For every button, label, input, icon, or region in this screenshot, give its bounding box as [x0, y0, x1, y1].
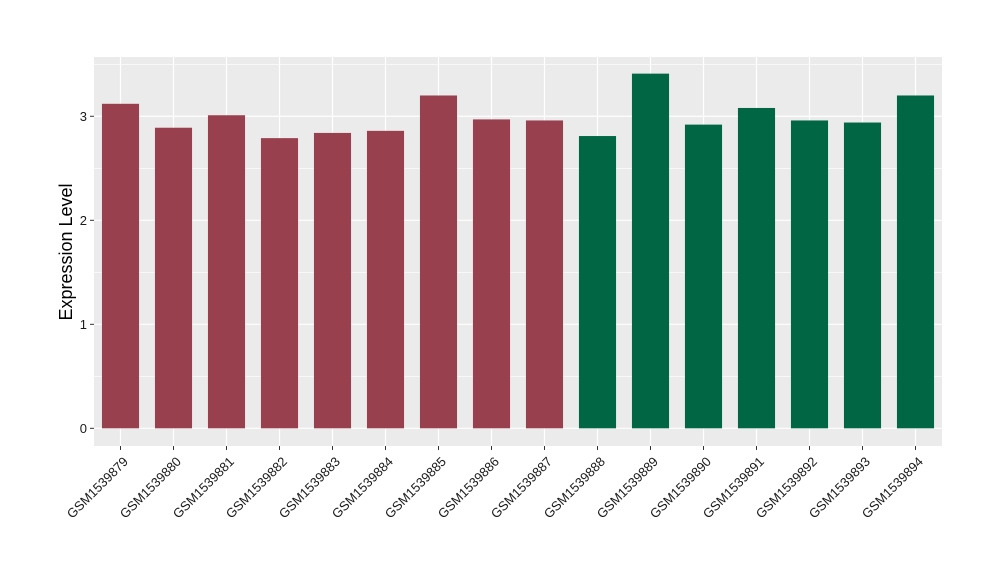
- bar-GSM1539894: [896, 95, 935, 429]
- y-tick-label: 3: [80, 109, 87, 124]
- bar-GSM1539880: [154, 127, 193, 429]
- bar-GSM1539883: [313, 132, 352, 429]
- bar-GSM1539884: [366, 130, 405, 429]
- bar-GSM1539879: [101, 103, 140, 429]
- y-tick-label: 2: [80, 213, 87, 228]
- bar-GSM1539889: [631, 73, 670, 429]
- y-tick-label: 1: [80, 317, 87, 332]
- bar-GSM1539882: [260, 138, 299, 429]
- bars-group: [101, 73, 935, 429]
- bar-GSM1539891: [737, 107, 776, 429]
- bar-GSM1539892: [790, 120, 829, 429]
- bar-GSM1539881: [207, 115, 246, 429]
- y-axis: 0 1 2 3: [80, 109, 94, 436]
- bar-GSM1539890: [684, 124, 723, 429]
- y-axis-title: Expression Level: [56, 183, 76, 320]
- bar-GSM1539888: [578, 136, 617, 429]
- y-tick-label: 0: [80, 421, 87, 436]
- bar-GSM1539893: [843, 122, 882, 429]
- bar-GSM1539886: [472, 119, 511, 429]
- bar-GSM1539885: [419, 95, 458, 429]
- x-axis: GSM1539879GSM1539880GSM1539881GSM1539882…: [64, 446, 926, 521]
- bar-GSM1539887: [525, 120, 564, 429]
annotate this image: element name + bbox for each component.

■ ■ ■ ■ ■

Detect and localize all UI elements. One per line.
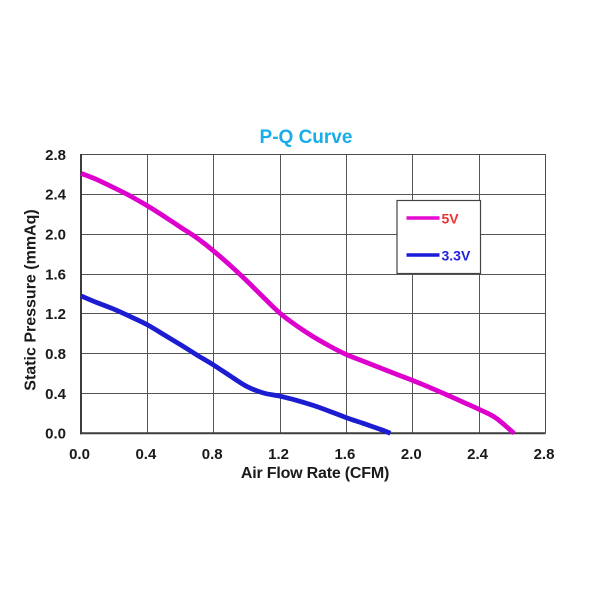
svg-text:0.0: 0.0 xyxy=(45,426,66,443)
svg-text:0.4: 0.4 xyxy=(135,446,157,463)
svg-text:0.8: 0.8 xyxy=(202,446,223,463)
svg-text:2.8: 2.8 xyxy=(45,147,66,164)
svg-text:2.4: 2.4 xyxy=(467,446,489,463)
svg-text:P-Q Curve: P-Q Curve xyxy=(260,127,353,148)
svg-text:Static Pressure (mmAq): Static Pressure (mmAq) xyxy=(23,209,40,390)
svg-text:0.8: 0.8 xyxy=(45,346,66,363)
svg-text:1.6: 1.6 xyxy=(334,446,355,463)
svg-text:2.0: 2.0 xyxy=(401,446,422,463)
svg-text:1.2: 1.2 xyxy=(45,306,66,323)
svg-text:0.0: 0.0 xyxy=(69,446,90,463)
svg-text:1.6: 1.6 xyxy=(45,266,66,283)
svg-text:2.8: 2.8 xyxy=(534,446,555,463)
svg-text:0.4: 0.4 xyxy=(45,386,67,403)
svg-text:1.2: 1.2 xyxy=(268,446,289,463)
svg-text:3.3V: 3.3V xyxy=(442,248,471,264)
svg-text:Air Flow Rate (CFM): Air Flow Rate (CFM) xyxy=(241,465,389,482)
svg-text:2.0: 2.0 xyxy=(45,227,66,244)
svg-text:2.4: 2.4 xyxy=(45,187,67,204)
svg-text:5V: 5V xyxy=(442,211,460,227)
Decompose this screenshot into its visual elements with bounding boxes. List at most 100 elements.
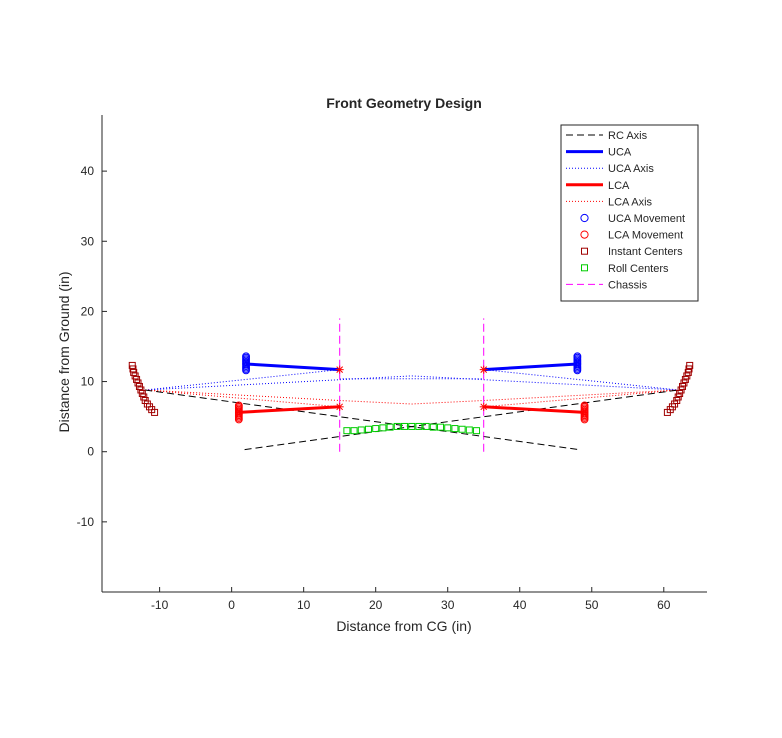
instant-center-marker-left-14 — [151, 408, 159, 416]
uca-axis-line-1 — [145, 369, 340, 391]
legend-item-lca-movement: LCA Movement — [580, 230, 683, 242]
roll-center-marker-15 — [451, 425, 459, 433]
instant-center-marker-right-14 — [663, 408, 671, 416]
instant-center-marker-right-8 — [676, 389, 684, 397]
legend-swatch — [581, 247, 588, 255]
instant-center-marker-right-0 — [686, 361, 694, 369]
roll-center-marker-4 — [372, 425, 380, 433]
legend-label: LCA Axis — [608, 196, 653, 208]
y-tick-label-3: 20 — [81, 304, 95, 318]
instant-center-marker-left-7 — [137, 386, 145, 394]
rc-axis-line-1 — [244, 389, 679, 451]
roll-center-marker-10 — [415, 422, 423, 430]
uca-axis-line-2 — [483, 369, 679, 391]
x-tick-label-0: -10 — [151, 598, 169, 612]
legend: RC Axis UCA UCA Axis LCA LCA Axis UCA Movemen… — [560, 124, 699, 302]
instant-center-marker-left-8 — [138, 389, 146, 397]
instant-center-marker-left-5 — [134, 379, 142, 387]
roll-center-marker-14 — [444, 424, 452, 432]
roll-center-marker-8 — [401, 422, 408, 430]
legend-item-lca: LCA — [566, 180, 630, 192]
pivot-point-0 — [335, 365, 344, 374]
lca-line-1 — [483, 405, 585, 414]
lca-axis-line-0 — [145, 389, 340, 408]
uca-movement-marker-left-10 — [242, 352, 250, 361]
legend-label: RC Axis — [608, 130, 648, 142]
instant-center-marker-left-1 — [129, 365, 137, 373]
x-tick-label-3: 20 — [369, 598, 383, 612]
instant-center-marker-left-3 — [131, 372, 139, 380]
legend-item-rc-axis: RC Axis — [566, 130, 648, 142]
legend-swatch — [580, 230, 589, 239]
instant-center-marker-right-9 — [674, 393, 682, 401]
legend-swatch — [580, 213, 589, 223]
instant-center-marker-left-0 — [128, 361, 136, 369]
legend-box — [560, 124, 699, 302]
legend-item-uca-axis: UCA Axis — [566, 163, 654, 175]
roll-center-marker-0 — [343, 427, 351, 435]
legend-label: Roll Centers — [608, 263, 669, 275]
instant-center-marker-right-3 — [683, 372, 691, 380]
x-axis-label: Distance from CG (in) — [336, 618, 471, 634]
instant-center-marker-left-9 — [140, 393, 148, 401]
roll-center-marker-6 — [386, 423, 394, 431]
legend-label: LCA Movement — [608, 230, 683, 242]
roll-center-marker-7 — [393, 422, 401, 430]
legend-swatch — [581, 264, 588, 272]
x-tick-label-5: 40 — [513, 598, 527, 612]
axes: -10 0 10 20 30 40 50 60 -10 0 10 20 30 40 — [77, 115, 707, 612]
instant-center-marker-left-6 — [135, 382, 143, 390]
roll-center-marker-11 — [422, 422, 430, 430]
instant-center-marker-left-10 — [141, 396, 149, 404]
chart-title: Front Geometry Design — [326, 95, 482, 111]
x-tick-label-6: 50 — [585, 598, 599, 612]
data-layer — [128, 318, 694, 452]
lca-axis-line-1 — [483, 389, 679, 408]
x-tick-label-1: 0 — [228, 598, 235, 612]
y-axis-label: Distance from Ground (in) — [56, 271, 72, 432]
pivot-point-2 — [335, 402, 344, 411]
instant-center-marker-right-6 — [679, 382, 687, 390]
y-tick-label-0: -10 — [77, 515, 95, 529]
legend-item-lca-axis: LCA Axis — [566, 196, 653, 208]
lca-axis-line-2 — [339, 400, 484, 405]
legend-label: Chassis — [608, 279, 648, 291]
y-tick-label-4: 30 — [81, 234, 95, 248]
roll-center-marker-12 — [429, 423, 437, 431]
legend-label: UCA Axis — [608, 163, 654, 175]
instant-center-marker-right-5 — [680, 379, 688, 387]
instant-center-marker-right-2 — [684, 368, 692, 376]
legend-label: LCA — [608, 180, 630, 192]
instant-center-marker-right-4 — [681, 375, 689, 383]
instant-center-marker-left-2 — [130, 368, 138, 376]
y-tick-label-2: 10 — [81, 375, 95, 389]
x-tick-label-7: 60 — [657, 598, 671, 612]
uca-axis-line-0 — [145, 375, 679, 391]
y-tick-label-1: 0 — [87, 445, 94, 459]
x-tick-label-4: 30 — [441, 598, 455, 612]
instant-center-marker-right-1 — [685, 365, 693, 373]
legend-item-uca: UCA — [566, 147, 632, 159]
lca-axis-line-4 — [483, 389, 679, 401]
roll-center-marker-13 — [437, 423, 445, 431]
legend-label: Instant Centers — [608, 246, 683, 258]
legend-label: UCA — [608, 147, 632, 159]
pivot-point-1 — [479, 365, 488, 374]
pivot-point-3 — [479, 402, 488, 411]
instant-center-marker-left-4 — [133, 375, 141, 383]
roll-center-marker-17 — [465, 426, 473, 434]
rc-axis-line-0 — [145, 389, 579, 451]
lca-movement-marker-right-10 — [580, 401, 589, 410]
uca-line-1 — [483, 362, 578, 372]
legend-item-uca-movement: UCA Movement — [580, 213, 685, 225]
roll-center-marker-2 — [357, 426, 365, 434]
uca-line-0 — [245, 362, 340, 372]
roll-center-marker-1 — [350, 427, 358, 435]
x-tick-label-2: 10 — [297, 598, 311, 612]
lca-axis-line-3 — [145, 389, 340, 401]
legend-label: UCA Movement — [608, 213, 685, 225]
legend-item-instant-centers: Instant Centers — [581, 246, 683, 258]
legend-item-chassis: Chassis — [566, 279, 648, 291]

■ ■ ■ ■ ■

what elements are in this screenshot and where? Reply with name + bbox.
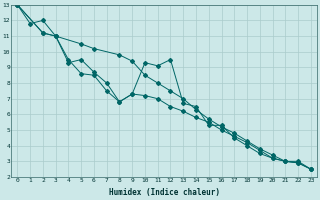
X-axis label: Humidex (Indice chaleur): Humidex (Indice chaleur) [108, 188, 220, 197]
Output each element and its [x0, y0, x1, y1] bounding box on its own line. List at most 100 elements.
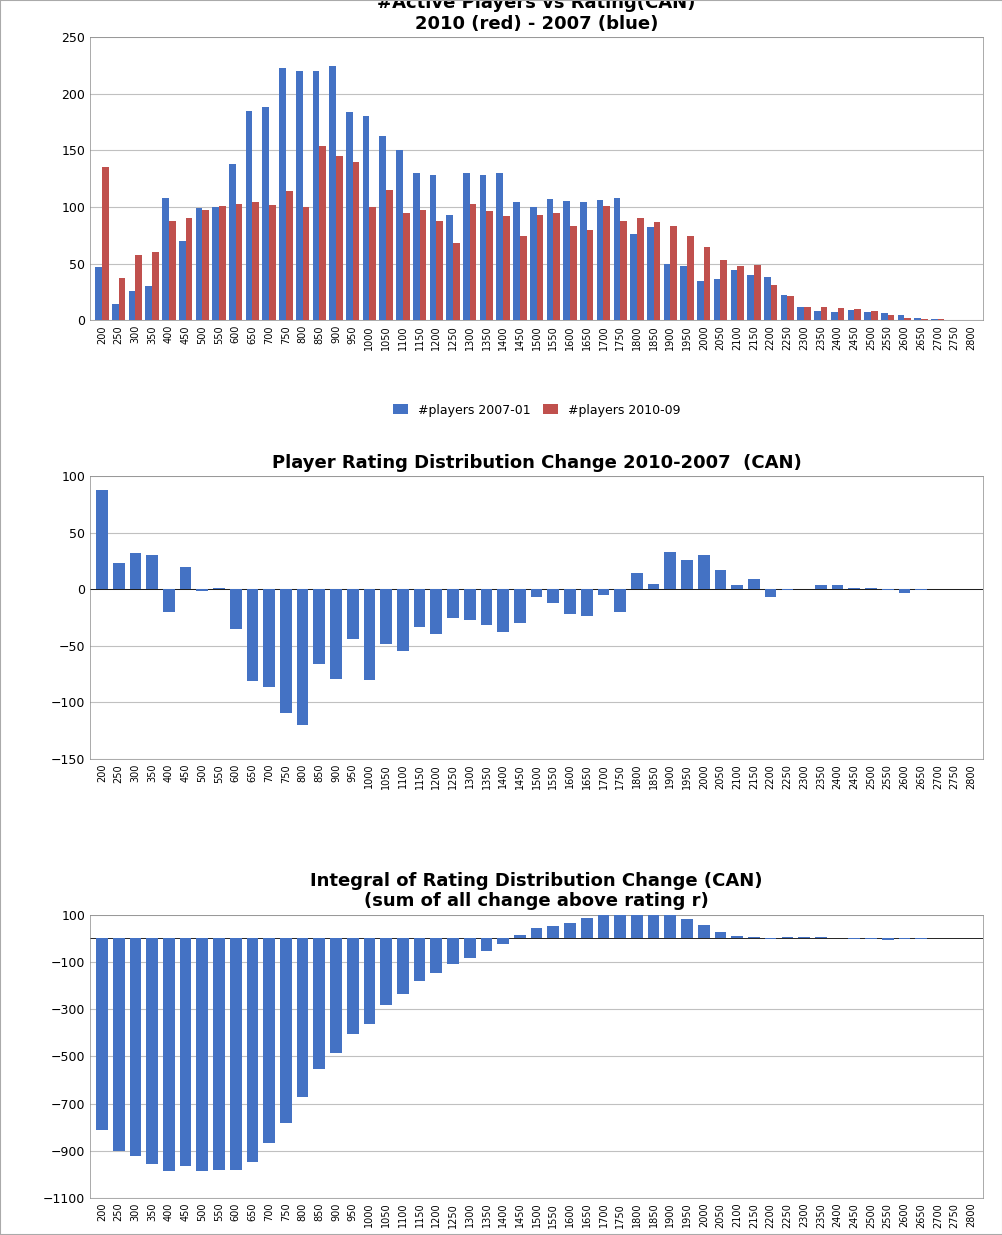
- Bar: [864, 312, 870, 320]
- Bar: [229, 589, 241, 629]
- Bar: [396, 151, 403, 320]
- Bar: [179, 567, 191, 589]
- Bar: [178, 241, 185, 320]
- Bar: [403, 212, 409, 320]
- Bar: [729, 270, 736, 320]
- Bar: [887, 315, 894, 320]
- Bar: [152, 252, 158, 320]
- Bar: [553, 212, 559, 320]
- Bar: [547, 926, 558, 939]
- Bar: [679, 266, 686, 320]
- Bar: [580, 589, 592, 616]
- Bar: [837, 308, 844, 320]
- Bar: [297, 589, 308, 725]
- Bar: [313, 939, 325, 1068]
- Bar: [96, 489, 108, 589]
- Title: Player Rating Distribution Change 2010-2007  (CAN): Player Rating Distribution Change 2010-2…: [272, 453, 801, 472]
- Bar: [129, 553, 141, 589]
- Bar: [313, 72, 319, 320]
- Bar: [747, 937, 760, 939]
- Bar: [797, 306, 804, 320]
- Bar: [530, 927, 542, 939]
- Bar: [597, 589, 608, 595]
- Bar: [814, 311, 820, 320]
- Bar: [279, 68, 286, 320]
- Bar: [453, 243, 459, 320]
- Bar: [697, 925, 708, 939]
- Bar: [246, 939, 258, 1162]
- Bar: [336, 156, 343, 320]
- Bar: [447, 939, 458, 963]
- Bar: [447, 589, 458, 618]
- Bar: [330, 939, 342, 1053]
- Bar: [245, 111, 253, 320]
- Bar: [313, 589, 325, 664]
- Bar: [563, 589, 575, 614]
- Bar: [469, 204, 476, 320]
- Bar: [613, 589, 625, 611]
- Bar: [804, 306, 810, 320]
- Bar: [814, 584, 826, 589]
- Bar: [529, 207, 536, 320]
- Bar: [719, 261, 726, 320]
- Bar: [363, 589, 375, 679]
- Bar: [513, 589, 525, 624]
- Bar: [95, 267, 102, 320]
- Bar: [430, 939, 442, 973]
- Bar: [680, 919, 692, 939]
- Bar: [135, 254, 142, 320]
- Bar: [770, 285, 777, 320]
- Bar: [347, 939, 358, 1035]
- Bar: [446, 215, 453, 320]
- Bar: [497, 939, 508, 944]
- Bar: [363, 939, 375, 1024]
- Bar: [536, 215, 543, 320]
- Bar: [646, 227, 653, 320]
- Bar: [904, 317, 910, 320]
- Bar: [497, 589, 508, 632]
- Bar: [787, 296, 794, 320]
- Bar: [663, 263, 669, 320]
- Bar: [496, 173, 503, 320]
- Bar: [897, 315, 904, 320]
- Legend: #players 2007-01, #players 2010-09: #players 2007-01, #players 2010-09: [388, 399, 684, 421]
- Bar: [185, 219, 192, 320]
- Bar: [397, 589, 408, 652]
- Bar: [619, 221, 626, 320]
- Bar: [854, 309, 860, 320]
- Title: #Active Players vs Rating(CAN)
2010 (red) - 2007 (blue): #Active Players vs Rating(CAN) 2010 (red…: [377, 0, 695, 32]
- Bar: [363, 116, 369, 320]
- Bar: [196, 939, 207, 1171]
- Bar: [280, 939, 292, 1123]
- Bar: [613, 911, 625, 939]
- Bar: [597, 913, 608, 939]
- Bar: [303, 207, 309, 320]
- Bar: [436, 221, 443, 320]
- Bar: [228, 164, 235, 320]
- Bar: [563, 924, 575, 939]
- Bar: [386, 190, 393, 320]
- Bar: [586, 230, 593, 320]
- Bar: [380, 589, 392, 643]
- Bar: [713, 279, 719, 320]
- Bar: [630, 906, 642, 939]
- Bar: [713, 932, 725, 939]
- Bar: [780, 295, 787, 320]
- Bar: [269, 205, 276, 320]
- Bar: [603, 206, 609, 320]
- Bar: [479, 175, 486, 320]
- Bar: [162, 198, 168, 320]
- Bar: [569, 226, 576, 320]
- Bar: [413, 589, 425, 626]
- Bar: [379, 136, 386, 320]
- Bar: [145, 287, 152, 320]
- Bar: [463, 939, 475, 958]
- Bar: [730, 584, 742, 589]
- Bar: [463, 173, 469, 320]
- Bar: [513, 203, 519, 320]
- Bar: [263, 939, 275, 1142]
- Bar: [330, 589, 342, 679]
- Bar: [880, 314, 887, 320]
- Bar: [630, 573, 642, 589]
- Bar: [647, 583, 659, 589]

■ ■ ■ ■ ■

Reproduce the rows from the line with "X-axis label: Humidex" to the line with "Output each element", both ends included, keeping every character the same.

Answer to this exercise:
X-axis label: Humidex (Indice chaleur): Humidex (Indice chaleur) [108, 188, 220, 197]
Output each element and its [x0, y0, x1, y1] bounding box on its own line. List at most 100 elements.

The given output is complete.